Look through the records that follow. Copy every line containing the word "text".

══ TASK INPUTS ══

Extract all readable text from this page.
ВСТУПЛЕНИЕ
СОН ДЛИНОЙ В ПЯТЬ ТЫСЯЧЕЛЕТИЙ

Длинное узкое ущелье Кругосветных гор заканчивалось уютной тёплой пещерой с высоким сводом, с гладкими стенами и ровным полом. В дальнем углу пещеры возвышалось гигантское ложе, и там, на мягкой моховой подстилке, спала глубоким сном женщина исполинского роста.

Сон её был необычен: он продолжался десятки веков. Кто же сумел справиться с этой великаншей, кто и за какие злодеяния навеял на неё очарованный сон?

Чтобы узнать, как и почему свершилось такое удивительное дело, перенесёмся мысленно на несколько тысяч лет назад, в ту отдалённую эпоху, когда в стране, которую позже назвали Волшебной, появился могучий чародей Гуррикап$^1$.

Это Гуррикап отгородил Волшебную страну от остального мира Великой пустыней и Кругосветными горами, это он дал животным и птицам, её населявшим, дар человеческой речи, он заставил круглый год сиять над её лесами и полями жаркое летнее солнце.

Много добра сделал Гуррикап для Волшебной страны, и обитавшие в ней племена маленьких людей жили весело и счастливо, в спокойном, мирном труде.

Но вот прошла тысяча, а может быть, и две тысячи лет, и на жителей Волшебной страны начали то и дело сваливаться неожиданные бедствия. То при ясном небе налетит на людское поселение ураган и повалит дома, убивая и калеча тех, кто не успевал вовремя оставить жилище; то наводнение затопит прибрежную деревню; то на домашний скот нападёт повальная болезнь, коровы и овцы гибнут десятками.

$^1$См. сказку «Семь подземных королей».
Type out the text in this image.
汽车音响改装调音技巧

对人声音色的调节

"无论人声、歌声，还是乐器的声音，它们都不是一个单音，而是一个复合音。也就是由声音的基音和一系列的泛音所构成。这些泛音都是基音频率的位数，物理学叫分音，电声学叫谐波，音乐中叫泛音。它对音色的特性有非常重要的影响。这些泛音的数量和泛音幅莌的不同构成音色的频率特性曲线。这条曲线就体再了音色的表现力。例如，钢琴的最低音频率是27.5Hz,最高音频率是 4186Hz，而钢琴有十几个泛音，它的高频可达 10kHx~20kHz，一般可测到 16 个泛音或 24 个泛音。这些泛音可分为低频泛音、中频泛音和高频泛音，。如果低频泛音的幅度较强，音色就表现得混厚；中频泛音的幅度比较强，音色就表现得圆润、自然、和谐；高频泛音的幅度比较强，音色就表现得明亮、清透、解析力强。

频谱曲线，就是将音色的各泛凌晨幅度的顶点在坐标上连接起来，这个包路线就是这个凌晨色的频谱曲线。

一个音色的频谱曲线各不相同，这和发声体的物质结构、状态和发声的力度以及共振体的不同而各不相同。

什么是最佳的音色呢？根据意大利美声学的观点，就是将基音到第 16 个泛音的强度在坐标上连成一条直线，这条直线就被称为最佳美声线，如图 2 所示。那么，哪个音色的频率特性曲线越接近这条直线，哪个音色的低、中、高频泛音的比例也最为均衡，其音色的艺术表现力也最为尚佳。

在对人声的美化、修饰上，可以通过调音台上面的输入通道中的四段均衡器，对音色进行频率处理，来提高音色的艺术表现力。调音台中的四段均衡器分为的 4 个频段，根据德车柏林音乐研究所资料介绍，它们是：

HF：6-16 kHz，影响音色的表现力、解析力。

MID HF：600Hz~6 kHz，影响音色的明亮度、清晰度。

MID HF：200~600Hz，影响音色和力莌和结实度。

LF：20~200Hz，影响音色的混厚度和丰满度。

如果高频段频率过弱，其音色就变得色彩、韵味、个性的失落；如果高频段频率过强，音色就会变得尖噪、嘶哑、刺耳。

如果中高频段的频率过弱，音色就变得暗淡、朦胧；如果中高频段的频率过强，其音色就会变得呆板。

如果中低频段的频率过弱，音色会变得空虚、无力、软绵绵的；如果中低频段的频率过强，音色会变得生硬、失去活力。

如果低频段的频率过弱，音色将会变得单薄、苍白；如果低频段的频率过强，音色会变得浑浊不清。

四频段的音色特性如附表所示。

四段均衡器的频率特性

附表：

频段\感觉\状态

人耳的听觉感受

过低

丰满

═══

REPLY –
Extract all readable text from this page.
Type out the text in this image.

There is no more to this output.